◆ **What the exercise asks**: Identify the lines bearing the string "table" and gather them.

(Dataset records)
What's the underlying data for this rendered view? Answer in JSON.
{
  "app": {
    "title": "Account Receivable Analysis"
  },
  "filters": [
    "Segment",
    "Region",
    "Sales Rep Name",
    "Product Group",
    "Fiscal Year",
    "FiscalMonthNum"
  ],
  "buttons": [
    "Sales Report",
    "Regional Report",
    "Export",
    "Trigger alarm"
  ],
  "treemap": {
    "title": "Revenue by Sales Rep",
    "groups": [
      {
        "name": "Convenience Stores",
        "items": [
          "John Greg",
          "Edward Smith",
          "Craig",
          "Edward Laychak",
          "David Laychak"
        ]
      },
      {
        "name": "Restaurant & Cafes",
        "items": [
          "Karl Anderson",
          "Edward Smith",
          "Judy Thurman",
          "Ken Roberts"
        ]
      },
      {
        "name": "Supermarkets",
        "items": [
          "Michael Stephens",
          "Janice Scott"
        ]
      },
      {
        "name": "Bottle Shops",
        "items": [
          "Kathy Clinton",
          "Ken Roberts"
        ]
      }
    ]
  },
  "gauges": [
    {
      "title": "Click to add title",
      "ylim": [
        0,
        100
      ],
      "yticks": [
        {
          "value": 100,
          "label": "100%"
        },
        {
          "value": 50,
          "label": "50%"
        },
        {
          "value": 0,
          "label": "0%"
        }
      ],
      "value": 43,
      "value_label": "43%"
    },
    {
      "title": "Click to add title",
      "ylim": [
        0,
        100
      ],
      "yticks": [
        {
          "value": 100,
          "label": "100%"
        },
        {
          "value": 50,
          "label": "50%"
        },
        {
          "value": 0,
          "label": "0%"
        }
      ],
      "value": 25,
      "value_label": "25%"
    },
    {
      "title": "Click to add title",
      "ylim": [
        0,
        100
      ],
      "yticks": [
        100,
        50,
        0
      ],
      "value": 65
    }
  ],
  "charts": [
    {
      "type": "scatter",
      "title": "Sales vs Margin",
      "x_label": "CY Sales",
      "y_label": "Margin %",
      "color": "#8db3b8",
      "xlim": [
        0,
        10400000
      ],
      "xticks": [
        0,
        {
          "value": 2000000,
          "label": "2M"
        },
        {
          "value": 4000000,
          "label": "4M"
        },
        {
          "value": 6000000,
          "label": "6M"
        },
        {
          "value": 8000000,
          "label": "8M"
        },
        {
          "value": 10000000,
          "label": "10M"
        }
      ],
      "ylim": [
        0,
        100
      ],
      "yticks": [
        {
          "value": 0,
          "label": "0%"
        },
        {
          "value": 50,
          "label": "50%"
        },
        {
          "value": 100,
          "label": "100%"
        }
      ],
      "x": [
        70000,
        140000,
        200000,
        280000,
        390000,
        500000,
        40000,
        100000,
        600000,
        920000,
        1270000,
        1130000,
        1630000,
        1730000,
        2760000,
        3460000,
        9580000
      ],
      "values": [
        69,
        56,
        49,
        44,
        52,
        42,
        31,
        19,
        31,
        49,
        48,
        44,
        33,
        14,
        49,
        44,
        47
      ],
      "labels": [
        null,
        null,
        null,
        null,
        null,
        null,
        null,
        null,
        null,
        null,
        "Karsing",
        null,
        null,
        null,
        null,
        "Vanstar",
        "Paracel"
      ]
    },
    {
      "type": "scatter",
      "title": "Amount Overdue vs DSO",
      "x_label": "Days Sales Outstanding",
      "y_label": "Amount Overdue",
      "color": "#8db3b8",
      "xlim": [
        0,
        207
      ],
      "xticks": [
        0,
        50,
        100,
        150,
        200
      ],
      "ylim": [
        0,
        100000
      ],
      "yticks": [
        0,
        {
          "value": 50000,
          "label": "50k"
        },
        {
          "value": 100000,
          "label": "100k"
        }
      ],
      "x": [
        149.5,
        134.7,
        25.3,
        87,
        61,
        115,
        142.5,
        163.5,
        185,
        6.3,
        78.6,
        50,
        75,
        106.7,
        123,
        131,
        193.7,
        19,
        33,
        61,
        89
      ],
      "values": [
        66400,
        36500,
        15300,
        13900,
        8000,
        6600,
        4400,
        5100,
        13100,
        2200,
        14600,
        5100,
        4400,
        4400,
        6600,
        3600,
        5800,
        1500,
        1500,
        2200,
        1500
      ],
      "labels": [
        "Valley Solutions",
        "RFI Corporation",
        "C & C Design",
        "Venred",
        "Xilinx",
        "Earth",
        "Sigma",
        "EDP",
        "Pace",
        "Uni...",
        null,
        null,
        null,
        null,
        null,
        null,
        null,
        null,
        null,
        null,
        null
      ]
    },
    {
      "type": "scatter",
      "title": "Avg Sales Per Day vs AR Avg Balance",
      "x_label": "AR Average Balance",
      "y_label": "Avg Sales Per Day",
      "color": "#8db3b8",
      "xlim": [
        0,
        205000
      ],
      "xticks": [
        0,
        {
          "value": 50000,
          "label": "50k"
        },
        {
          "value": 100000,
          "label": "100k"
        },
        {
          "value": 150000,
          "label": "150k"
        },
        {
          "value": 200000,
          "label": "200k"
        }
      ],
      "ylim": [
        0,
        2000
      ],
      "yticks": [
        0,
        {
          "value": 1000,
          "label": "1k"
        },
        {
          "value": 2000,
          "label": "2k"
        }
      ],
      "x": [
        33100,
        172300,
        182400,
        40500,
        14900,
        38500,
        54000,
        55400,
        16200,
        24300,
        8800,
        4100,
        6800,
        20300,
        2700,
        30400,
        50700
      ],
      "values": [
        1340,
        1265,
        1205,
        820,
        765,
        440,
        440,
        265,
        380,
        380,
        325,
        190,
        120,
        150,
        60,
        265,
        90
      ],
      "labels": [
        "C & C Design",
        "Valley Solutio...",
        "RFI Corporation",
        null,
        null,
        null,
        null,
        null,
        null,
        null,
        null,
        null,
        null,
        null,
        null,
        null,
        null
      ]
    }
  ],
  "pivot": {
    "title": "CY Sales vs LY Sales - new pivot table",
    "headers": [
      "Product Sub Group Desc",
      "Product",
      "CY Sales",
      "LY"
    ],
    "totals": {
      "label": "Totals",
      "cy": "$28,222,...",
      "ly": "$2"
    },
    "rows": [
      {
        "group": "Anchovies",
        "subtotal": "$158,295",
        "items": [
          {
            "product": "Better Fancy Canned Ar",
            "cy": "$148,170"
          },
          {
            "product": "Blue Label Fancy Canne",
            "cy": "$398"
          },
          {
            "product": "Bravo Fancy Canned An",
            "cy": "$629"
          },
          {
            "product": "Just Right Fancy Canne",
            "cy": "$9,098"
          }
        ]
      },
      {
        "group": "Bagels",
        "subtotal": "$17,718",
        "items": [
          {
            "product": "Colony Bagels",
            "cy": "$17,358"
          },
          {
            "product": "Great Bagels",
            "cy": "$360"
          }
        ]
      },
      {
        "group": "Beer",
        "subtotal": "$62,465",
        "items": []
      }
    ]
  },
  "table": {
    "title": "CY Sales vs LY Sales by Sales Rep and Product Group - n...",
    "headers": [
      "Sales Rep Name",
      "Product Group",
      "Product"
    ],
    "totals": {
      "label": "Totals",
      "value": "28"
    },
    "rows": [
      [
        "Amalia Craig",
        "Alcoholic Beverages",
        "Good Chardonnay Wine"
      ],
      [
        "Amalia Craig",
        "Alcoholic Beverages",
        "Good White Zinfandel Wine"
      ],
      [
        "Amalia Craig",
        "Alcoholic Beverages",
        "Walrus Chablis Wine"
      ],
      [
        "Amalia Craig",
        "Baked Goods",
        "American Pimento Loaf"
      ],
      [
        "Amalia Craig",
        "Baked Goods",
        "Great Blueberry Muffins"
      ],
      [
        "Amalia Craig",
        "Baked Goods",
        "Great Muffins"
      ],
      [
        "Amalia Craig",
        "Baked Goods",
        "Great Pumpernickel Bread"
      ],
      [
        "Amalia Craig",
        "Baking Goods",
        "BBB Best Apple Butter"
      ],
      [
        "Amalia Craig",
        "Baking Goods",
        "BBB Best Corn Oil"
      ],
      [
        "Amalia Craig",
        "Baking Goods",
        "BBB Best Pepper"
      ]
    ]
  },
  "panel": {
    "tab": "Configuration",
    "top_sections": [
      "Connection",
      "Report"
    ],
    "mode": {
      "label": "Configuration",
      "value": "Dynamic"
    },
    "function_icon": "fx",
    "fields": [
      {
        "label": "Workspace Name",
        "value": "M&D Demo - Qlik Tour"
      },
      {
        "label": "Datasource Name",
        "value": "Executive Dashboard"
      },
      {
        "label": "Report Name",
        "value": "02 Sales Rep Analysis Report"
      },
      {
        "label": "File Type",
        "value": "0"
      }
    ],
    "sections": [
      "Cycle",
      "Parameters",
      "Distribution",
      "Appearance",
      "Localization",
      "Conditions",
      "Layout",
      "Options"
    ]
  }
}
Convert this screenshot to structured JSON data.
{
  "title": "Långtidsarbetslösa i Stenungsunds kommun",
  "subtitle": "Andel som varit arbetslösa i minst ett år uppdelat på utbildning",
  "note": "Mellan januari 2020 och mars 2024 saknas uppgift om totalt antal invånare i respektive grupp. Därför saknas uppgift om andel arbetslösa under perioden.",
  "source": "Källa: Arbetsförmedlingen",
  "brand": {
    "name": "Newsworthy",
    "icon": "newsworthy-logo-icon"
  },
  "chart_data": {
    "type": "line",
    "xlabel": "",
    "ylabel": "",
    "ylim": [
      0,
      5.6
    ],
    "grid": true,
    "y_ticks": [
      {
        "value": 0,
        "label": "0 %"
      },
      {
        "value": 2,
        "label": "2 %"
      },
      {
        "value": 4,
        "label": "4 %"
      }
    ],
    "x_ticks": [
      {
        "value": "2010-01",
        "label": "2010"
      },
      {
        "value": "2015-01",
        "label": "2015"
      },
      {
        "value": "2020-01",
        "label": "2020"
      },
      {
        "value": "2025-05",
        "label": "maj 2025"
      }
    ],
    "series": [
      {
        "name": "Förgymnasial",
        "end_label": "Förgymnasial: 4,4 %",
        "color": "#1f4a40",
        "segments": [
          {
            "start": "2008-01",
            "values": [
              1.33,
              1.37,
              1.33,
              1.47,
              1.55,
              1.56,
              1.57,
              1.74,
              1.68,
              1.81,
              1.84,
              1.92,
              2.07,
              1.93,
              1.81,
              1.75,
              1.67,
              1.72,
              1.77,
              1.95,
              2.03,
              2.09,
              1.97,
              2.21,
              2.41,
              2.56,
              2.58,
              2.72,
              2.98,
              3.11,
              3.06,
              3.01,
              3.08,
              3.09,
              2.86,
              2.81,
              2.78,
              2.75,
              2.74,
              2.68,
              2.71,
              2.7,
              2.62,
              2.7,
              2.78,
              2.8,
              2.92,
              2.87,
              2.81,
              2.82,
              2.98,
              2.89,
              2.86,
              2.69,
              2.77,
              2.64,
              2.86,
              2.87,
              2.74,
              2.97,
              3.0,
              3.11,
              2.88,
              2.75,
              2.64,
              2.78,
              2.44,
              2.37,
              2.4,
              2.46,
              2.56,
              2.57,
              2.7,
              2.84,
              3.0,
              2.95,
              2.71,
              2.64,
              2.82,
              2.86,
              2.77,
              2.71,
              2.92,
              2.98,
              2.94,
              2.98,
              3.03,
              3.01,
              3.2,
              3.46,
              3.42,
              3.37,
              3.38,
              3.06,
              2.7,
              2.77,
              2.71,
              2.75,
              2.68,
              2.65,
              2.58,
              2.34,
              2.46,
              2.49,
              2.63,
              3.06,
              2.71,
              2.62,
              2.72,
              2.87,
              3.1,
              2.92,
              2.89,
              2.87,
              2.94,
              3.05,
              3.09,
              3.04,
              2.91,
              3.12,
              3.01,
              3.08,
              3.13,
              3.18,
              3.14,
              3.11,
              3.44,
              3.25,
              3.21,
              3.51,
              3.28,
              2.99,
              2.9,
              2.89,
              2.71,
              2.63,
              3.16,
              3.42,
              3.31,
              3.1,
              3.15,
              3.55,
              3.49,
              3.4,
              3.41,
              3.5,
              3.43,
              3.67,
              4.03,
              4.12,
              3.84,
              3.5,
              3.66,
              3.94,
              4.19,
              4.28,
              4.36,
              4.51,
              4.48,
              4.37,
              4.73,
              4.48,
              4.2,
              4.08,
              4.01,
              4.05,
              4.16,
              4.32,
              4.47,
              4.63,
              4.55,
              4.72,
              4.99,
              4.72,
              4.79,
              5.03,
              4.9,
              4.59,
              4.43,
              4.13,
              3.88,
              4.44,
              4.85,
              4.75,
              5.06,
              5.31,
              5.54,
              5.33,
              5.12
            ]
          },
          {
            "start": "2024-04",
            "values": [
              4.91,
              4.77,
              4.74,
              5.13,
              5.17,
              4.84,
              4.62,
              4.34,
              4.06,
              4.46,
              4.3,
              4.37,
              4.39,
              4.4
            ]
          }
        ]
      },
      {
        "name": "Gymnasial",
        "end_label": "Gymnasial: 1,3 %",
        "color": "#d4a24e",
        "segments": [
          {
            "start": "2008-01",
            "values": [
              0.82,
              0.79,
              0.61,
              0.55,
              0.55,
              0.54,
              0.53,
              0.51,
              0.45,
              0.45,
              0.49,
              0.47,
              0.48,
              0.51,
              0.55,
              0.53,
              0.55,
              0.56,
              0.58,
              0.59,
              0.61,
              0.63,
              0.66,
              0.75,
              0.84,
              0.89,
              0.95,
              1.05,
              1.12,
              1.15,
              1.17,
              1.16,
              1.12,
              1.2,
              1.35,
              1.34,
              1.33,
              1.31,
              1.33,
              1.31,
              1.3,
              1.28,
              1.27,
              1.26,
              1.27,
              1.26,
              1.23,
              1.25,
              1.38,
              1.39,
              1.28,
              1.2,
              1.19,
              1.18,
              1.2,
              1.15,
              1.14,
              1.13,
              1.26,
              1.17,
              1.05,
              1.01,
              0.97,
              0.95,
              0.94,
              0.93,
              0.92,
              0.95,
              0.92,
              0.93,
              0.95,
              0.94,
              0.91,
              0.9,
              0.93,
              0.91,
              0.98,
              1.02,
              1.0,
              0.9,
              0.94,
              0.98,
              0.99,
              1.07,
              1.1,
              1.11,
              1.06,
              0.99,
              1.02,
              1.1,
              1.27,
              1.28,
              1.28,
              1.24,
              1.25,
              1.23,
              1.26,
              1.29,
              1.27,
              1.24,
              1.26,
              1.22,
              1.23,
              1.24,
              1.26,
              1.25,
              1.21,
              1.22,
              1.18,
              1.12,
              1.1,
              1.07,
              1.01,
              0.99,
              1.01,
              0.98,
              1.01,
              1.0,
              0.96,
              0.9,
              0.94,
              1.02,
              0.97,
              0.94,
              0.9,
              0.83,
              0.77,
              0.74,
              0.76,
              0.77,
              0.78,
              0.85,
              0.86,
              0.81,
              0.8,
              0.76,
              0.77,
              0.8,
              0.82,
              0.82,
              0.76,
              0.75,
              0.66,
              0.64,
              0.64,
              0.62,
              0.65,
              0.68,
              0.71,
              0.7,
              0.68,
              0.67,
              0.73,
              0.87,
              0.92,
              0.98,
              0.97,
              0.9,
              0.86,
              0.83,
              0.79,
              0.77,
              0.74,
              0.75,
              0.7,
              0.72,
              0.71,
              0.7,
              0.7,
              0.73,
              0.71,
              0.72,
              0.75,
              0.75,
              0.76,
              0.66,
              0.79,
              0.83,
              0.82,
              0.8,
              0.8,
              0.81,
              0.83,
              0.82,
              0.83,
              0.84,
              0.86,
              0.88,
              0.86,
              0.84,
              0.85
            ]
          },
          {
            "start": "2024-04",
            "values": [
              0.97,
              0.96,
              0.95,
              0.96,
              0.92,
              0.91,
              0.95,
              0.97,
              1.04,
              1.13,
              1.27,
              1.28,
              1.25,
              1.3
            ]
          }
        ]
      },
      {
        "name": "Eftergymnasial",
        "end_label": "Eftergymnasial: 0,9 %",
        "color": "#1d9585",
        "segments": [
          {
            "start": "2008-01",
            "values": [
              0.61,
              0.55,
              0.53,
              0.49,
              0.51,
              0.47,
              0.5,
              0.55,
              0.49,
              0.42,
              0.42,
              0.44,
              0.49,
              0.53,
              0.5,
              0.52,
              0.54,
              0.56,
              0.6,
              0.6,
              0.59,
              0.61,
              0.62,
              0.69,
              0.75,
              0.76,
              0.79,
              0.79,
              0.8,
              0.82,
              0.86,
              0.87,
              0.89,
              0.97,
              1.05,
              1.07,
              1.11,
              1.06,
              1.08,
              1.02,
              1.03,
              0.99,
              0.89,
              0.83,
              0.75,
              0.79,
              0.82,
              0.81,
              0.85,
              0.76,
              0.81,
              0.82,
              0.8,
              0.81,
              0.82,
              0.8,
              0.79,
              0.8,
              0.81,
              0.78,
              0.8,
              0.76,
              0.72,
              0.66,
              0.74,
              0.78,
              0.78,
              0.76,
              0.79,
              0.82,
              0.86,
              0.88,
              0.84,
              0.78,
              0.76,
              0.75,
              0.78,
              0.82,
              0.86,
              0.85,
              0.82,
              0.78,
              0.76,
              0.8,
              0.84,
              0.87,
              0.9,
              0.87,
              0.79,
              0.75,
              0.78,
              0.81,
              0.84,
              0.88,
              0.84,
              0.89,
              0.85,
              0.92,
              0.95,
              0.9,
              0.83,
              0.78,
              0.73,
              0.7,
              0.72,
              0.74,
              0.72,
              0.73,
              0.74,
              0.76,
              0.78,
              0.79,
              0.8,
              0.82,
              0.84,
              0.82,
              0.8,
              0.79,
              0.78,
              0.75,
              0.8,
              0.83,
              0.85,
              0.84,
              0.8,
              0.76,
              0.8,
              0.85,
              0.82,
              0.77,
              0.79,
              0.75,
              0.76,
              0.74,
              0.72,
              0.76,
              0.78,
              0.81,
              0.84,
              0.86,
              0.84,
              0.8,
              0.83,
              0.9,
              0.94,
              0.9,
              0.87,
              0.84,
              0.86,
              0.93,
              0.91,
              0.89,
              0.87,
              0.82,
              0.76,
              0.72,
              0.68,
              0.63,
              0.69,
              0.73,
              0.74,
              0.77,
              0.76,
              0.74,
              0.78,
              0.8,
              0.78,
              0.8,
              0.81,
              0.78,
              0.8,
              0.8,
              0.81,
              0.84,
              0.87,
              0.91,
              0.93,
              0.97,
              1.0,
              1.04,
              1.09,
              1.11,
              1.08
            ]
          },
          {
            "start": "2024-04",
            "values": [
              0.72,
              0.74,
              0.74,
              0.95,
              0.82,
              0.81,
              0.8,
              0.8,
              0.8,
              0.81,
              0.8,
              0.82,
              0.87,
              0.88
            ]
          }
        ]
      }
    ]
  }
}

◆ **Result**:
    "title": "CY Sales vs LY Sales - new pivot table",
  "table": {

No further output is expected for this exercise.